• [GIVEN INSTRUCTION]: Of the lines in the data below, count the ones holding the string "name", and answer with that number only.

-- start of INPUT RECORDS --

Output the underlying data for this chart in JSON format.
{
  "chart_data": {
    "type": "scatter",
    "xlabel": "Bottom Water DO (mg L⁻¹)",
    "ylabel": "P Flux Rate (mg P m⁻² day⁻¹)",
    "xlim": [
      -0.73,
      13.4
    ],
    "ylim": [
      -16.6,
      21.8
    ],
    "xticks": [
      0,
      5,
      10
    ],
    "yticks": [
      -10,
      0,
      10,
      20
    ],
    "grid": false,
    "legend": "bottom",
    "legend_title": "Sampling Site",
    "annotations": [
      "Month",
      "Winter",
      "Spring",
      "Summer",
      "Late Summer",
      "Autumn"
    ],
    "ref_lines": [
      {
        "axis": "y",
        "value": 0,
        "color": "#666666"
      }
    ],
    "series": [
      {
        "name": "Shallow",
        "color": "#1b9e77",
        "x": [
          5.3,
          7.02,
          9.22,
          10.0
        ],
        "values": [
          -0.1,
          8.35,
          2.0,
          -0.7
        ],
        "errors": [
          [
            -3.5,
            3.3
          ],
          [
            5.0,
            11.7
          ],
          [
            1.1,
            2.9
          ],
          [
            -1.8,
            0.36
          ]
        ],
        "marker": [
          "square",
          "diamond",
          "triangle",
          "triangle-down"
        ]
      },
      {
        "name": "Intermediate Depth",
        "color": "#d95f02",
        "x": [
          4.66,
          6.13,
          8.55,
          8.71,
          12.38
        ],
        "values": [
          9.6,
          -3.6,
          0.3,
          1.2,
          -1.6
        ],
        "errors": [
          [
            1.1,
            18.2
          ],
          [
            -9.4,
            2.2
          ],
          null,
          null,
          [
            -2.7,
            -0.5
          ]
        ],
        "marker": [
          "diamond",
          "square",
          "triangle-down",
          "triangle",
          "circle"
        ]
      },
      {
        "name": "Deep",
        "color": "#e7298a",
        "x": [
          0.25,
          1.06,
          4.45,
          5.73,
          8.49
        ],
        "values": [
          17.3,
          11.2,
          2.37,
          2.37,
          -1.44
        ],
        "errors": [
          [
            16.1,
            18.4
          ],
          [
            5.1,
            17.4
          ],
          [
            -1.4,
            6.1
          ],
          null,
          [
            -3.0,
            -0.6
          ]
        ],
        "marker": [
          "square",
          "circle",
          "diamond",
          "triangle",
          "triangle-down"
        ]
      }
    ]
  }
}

-- end of INPUT RECORDS --

• [RESULT]: 3